-- WRITTEN PROBLEM --
From the listing below, copy every line with the word "verified".

= = = =

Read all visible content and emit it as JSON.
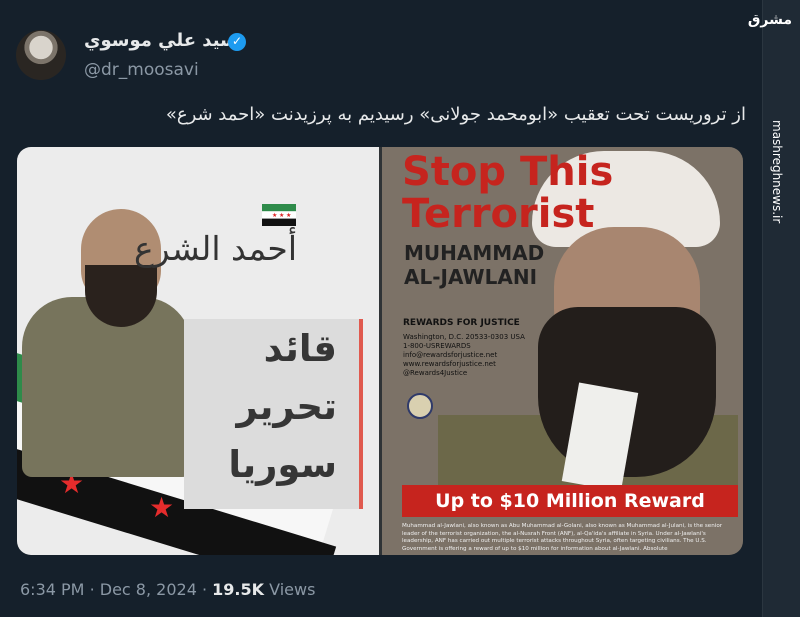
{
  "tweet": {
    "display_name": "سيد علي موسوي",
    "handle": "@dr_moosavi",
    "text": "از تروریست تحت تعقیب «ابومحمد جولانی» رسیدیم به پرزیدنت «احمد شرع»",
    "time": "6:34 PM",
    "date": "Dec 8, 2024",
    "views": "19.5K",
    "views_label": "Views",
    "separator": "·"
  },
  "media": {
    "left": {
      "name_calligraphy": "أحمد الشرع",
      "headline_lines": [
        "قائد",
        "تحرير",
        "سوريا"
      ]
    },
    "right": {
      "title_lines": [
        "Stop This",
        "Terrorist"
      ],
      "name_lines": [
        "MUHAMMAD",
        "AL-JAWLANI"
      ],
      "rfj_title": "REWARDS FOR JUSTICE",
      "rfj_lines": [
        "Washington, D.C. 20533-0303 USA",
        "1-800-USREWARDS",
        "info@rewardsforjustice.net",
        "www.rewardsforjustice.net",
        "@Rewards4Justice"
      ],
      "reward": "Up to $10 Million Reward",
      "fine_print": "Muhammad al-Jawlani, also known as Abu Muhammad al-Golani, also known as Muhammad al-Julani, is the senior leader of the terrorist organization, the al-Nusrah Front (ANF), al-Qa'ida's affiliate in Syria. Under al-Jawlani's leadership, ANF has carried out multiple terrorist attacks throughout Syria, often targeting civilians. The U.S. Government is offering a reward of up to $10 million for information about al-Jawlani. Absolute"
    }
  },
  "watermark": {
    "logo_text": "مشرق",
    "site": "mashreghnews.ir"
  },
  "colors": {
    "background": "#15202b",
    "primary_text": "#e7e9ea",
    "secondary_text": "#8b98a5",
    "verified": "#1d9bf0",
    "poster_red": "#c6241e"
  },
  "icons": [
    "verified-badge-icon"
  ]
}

= = = =

-- EXERCISE SOLUTION --
    "verified": "#1d9bf0",
    "verified-badge-icon"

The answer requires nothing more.